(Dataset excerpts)
____________

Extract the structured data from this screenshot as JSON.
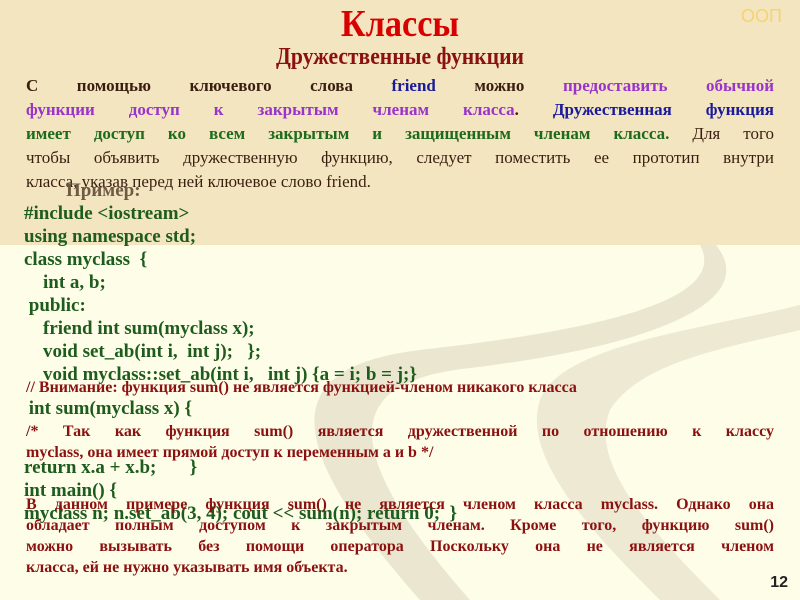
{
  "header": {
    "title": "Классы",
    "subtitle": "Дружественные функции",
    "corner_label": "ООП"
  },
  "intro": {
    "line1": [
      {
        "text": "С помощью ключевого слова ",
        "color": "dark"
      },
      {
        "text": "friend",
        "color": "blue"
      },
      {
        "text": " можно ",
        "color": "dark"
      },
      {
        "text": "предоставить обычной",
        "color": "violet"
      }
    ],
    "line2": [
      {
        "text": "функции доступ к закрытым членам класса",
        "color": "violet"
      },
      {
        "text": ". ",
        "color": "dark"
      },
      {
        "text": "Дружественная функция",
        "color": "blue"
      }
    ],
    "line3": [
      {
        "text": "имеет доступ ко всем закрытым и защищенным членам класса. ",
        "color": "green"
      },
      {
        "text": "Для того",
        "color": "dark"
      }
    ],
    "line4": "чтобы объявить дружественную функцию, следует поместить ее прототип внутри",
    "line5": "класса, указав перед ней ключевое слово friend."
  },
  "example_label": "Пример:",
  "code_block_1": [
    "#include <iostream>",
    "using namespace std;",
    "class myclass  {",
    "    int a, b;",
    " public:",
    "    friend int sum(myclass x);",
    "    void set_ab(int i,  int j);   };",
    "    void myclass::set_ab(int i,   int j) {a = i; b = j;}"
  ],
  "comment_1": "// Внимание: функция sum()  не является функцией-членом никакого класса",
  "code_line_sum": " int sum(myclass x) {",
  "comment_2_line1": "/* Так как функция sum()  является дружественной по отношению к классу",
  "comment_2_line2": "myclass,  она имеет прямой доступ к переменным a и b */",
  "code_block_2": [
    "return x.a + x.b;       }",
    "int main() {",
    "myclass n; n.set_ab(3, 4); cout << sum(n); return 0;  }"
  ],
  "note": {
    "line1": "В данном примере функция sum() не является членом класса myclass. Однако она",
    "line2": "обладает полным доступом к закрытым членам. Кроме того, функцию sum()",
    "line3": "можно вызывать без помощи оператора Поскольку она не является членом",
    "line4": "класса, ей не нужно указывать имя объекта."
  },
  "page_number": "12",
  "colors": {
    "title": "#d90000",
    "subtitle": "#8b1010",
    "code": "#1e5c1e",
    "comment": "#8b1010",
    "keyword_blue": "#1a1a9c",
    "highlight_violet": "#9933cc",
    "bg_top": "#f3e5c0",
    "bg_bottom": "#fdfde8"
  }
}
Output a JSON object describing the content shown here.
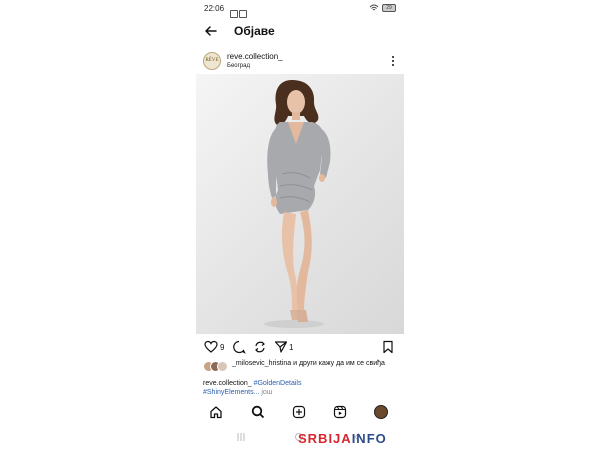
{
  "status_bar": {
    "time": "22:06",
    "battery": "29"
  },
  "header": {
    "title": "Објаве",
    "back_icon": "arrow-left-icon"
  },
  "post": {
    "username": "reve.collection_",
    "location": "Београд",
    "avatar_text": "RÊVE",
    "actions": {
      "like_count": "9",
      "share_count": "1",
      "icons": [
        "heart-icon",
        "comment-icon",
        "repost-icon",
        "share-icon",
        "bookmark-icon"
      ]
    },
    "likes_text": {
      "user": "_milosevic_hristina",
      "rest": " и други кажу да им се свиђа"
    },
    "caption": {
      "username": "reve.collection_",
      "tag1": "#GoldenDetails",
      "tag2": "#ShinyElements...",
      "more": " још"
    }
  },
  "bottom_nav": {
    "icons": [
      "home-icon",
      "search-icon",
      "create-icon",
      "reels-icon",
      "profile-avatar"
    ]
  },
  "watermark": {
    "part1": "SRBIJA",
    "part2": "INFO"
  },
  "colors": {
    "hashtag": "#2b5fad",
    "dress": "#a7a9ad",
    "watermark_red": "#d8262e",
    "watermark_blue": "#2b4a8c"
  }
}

____________

### Work instructions
Print all of the records shown above exactly, leaving out each picture.

### Exercise result
Extract the structured data from this screenshot as JSON.
{
  "header": {
    "title": "Классы",
    "subtitle": "Дружественные функции",
    "corner_label": "ООП"
  },
  "intro": {
    "line1": [
      {
        "text": "С помощью ключевого слова ",
        "color": "dark"
      },
      {
        "text": "friend",
        "color": "blue"
      },
      {
        "text": " можно ",
        "color": "dark"
      },
      {
        "text": "предоставить обычной",
        "color": "violet"
      }
    ],
    "line2": [
      {
        "text": "функции доступ к закрытым членам класса",
        "color": "violet"
      },
      {
        "text": ". ",
        "color": "dark"
      },
      {
        "text": "Дружественная функция",
        "color": "blue"
      }
    ],
    "line3": [
      {
        "text": "имеет доступ ко всем закрытым и защищенным членам класса. ",
        "color": "green"
      },
      {
        "text": "Для того",
        "color": "dark"
      }
    ],
    "line4": "чтобы объявить дружественную функцию, следует поместить ее прототип внутри",
    "line5": "класса, указав перед ней ключевое слово friend."
  },
  "example_label": "Пример:",
  "code_block_1": [
    "#include <iostream>",
    "using namespace std;",
    "class myclass  {",
    "    int a, b;",
    " public:",
    "    friend int sum(myclass x);",
    "    void set_ab(int i,  int j);   };",
    "    void myclass::set_ab(int i,   int j) {a = i; b = j;}"
  ],
  "comment_1": "// Внимание: функция sum()  не является функцией-членом никакого класса",
  "code_line_sum": " int sum(myclass x) {",
  "comment_2_line1": "/* Так как функция sum()  является дружественной по отношению к классу",
  "comment_2_line2": "myclass,  она имеет прямой доступ к переменным a и b */",
  "code_block_2": [
    "return x.a + x.b;       }",
    "int main() {",
    "myclass n; n.set_ab(3, 4); cout << sum(n); return 0;  }"
  ],
  "note": {
    "line1": "В данном примере функция sum() не является членом класса myclass. Однако она",
    "line2": "обладает полным доступом к закрытым членам. Кроме того, функцию sum()",
    "line3": "можно вызывать без помощи оператора Поскольку она не является членом",
    "line4": "класса, ей не нужно указывать имя объекта."
  },
  "page_number": "12",
  "colors": {
    "title": "#d90000",
    "subtitle": "#8b1010",
    "code": "#1e5c1e",
    "comment": "#8b1010",
    "keyword_blue": "#1a1a9c",
    "highlight_violet": "#9933cc",
    "bg_top": "#f3e5c0",
    "bg_bottom": "#fdfde8"
  }
}
Output a JSON object describing the content shown here.
{
  "status_bar": {
    "time": "22:06",
    "battery": "29"
  },
  "header": {
    "title": "Објаве",
    "back_icon": "arrow-left-icon"
  },
  "post": {
    "username": "reve.collection_",
    "location": "Београд",
    "avatar_text": "RÊVE",
    "actions": {
      "like_count": "9",
      "share_count": "1",
      "icons": [
        "heart-icon",
        "comment-icon",
        "repost-icon",
        "share-icon",
        "bookmark-icon"
      ]
    },
    "likes_text": {
      "user": "_milosevic_hristina",
      "rest": " и други кажу да им се свиђа"
    },
    "caption": {
      "username": "reve.collection_",
      "tag1": "#GoldenDetails",
      "tag2": "#ShinyElements...",
      "more": " још"
    }
  },
  "bottom_nav": {
    "icons": [
      "home-icon",
      "search-icon",
      "create-icon",
      "reels-icon",
      "profile-avatar"
    ]
  },
  "watermark": {
    "part1": "SRBIJA",
    "part2": "INFO"
  },
  "colors": {
    "hashtag": "#2b5fad",
    "dress": "#a7a9ad",
    "watermark_red": "#d8262e",
    "watermark_blue": "#2b4a8c"
  }
}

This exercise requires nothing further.